Given task: Reproduce the lines between the one holding "Segment this screenshot: for" and the one holding "- menu-item-run-all-chunks-above[interactable]: Run", inclusive.
+++ Input for this task
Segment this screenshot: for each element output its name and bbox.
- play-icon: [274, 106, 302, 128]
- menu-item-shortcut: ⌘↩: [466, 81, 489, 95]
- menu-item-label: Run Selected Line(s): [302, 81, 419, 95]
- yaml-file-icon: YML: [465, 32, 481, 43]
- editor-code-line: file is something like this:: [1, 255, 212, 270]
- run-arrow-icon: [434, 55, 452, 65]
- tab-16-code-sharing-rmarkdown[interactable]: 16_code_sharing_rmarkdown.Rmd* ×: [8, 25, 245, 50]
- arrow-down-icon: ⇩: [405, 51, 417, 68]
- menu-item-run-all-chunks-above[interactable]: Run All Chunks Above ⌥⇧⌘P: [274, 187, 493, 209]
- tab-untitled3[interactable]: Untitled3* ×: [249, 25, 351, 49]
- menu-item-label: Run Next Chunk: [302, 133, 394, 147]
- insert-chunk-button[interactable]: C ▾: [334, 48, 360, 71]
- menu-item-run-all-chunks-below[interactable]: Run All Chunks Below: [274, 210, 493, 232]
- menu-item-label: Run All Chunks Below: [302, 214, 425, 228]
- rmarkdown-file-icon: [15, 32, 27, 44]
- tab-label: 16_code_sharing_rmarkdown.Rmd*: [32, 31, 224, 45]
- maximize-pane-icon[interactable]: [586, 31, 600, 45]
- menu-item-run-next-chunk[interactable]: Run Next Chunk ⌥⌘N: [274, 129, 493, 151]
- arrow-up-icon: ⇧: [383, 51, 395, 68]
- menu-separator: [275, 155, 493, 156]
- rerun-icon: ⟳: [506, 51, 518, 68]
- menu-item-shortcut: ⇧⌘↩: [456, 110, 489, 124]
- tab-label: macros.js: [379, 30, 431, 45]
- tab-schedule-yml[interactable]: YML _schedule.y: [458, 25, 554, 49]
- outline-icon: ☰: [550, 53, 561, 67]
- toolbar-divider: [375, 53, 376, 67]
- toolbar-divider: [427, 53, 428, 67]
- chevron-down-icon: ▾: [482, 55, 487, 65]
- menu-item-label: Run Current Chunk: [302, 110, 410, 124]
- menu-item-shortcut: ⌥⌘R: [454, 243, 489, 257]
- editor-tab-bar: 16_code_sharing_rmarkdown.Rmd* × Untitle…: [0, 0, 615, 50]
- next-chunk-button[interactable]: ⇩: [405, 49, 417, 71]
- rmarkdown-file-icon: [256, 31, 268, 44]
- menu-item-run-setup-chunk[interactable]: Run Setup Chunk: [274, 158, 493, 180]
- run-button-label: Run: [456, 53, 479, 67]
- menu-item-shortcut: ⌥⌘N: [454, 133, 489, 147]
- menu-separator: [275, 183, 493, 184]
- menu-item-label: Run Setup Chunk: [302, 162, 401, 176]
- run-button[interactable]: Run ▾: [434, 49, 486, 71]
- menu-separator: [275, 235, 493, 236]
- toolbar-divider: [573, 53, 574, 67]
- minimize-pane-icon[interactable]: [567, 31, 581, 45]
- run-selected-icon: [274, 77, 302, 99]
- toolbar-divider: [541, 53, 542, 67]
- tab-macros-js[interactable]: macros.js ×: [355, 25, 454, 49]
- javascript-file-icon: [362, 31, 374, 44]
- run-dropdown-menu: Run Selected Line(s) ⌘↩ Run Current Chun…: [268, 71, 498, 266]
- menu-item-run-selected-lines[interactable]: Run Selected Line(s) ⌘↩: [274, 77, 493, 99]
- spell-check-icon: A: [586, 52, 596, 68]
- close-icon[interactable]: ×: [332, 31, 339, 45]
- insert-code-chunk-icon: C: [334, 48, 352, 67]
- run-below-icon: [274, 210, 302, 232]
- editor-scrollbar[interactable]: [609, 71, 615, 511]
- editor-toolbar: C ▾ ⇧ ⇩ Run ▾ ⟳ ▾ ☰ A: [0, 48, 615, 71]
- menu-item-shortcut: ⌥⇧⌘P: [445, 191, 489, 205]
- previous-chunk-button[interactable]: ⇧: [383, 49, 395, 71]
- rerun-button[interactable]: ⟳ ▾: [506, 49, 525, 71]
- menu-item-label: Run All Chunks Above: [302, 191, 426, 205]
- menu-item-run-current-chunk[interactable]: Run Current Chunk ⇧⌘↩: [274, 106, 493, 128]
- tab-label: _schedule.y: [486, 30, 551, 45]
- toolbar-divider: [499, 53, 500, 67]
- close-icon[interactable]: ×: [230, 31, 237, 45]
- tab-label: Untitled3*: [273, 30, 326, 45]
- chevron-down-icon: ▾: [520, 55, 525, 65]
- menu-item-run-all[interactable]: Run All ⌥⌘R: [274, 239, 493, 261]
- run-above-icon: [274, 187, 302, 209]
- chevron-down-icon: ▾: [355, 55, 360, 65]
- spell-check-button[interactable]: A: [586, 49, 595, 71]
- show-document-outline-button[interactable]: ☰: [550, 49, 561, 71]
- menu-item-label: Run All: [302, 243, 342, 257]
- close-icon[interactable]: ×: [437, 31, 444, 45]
++++++
+++ Input for this task
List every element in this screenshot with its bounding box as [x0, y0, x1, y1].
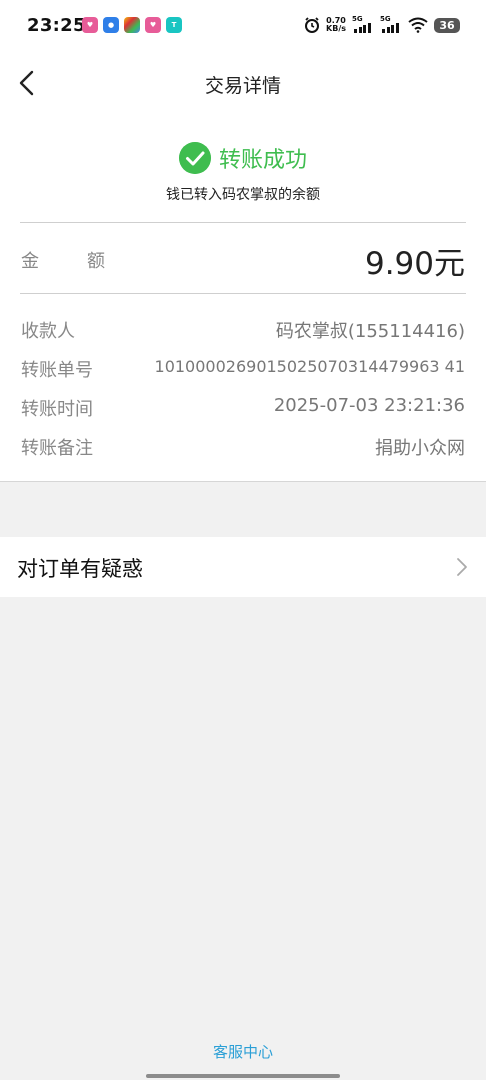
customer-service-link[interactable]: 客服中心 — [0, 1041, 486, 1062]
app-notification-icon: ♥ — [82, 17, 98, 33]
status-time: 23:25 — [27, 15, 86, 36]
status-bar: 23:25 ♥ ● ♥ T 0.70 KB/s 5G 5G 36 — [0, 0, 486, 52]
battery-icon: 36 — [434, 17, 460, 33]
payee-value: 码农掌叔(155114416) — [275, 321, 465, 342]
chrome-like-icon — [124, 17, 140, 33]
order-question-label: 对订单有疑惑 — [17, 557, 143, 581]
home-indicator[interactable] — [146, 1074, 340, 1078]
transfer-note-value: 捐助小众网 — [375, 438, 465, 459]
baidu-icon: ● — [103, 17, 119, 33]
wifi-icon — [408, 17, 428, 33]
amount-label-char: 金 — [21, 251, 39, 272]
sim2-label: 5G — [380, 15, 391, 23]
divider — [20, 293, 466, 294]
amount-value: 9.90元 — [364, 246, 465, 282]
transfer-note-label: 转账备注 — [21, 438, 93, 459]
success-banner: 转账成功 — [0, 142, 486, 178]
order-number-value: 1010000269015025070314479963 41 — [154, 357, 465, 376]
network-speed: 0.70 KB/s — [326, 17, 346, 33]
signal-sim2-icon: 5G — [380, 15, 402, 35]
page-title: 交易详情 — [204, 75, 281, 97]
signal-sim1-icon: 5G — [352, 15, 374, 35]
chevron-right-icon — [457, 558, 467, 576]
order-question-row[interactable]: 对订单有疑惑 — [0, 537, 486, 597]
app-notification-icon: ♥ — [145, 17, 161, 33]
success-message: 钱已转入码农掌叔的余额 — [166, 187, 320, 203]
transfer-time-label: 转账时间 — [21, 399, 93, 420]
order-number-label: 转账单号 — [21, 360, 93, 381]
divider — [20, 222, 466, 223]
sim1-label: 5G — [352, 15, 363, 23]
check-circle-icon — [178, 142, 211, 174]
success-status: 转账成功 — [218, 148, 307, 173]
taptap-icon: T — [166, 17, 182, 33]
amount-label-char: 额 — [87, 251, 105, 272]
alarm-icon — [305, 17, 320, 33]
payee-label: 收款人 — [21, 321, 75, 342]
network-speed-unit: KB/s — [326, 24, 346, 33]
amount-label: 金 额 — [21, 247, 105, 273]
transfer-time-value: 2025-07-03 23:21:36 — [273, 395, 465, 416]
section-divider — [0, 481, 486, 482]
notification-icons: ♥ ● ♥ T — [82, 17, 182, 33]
++++++
Solution for this task:
Segment this screenshot: for each element output its name and bbox.
- play-icon: [274, 106, 302, 128]
- menu-item-shortcut: ⌘↩: [466, 81, 489, 95]
- menu-item-label: Run Selected Line(s): [302, 81, 419, 95]
- yaml-file-icon: YML: [465, 32, 481, 43]
- editor-code-line: file is something like this:: [1, 255, 212, 270]
- run-arrow-icon: [434, 55, 452, 65]
- tab-16-code-sharing-rmarkdown[interactable]: 16_code_sharing_rmarkdown.Rmd* ×: [8, 25, 245, 50]
- arrow-down-icon: ⇩: [405, 51, 417, 68]
- menu-item-run-all-chunks-above[interactable]: Run All Chunks Above ⌥⇧⌘P: [274, 187, 493, 209]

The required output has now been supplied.